** BEGIN Supplied material **

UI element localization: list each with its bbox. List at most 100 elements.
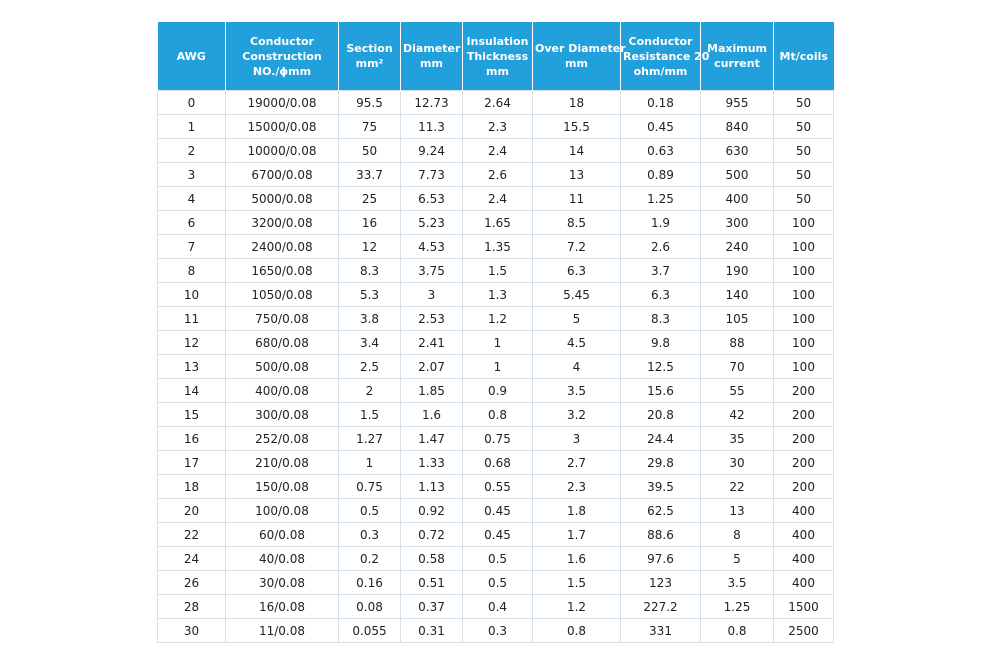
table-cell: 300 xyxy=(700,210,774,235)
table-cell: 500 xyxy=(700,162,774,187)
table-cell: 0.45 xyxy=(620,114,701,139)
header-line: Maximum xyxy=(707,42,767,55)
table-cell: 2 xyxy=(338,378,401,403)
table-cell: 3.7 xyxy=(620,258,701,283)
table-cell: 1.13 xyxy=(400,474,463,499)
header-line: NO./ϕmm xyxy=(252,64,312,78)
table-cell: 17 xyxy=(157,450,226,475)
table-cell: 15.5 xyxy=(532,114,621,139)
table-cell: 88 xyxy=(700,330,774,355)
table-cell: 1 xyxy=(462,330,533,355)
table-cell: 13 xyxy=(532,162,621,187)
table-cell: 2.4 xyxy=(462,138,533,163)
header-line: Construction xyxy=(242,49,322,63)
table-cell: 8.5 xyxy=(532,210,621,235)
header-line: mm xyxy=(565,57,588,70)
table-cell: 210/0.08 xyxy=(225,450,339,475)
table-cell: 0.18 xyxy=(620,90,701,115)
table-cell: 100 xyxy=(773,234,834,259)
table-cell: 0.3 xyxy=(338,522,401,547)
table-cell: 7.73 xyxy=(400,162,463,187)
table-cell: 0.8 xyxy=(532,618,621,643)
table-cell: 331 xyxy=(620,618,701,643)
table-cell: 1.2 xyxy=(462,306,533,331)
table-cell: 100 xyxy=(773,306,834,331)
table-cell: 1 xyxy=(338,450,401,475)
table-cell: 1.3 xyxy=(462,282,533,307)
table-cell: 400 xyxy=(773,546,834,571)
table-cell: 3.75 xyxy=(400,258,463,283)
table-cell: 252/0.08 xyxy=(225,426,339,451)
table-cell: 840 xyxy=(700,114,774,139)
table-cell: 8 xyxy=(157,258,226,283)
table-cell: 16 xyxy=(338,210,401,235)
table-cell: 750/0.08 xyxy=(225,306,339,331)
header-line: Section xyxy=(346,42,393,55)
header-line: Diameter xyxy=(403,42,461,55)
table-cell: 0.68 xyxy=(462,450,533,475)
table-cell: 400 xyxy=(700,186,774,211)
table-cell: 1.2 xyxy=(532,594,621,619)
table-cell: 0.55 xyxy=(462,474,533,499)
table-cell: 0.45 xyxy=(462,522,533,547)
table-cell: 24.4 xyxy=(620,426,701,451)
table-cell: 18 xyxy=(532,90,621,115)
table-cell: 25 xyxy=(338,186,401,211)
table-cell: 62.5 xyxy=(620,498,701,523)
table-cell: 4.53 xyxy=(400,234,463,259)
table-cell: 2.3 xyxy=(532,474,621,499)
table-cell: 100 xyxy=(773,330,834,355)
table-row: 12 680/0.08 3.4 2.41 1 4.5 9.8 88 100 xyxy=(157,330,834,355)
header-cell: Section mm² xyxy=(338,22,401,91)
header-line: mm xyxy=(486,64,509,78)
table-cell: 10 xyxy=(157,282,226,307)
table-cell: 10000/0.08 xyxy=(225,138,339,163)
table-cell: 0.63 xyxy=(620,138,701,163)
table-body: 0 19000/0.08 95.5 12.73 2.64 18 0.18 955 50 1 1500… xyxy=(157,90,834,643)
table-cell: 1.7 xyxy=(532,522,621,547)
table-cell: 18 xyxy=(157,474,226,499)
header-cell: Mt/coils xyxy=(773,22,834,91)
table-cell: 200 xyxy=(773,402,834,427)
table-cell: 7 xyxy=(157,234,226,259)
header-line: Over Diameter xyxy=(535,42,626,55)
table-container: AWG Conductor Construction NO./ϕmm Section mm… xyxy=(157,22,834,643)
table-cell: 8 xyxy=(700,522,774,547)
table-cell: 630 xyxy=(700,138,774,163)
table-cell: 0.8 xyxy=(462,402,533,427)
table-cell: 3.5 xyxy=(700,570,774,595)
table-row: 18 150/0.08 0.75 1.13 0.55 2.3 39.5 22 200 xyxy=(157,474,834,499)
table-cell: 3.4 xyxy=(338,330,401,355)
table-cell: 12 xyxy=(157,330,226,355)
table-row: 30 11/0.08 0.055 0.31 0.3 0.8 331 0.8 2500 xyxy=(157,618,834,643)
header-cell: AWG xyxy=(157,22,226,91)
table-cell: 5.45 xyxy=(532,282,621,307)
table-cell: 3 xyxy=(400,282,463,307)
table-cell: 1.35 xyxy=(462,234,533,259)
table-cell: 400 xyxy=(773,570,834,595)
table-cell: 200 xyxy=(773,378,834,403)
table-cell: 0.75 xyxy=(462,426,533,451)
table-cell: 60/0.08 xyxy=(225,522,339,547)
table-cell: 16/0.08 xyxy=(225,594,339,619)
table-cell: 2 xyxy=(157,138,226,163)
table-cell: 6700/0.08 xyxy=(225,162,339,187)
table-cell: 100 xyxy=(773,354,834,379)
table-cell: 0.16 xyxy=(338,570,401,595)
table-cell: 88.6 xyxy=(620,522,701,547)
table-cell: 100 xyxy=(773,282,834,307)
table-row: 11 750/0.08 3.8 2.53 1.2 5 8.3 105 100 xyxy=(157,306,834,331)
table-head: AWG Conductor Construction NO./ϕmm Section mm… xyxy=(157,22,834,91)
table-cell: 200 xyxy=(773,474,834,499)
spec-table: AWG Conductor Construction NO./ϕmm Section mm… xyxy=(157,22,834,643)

** END Supplied material **

§ **Requirements**
Reproduce the part of the entries that opens with the line containing "table-cell: 300 xyxy=(700,210,774,235)" and closes with the line containing "table-cell: 62.5 xyxy=(620,498,701,523)", including both of those lines.

§ **Result of the task**
table-cell: 300 xyxy=(700,210,774,235)
table-cell: 500 xyxy=(700,162,774,187)
table-cell: 0.45 xyxy=(620,114,701,139)
header-line: Maximum xyxy=(707,42,767,55)
table-cell: 2 xyxy=(338,378,401,403)
table-cell: 3.7 xyxy=(620,258,701,283)
table-cell: 1.13 xyxy=(400,474,463,499)
header-line: NO./ϕmm xyxy=(252,64,312,78)
table-cell: 17 xyxy=(157,450,226,475)
table-cell: 15.5 xyxy=(532,114,621,139)
table-cell: 88 xyxy=(700,330,774,355)
table-cell: 1 xyxy=(462,330,533,355)
table-cell: 13 xyxy=(532,162,621,187)
table-cell: 2.4 xyxy=(462,138,533,163)
header-line: Construction xyxy=(242,49,322,63)
table-cell: 8.5 xyxy=(532,210,621,235)
header-line: mm xyxy=(565,57,588,70)
table-cell: 210/0.08 xyxy=(225,450,339,475)
table-cell: 0.18 xyxy=(620,90,701,115)
table-cell: 100 xyxy=(773,234,834,259)
table-cell: 0.3 xyxy=(338,522,401,547)
table-cell: 7.73 xyxy=(400,162,463,187)
table-cell: 0.8 xyxy=(532,618,621,643)
table-cell: 331 xyxy=(620,618,701,643)
table-cell: 1.2 xyxy=(462,306,533,331)
table-cell: 100 xyxy=(773,306,834,331)
table-cell: 1 xyxy=(338,450,401,475)
table-cell: 1.3 xyxy=(462,282,533,307)
table-cell: 400 xyxy=(773,546,834,571)
table-cell: 3.75 xyxy=(400,258,463,283)
table-cell: 252/0.08 xyxy=(225,426,339,451)
table-cell: 840 xyxy=(700,114,774,139)
table-cell: 8 xyxy=(157,258,226,283)
table-cell: 16 xyxy=(338,210,401,235)
table-cell: 750/0.08 xyxy=(225,306,339,331)
header-line: Section xyxy=(346,42,393,55)
header-line: Diameter xyxy=(403,42,461,55)
table-cell: 0.68 xyxy=(462,450,533,475)
table-cell: 400 xyxy=(700,186,774,211)
table-cell: 1.2 xyxy=(532,594,621,619)
table-cell: 0.55 xyxy=(462,474,533,499)
table-cell: 0.45 xyxy=(462,522,533,547)
table-cell: 24.4 xyxy=(620,426,701,451)
table-cell: 18 xyxy=(532,90,621,115)
table-cell: 25 xyxy=(338,186,401,211)
table-cell: 62.5 xyxy=(620,498,701,523)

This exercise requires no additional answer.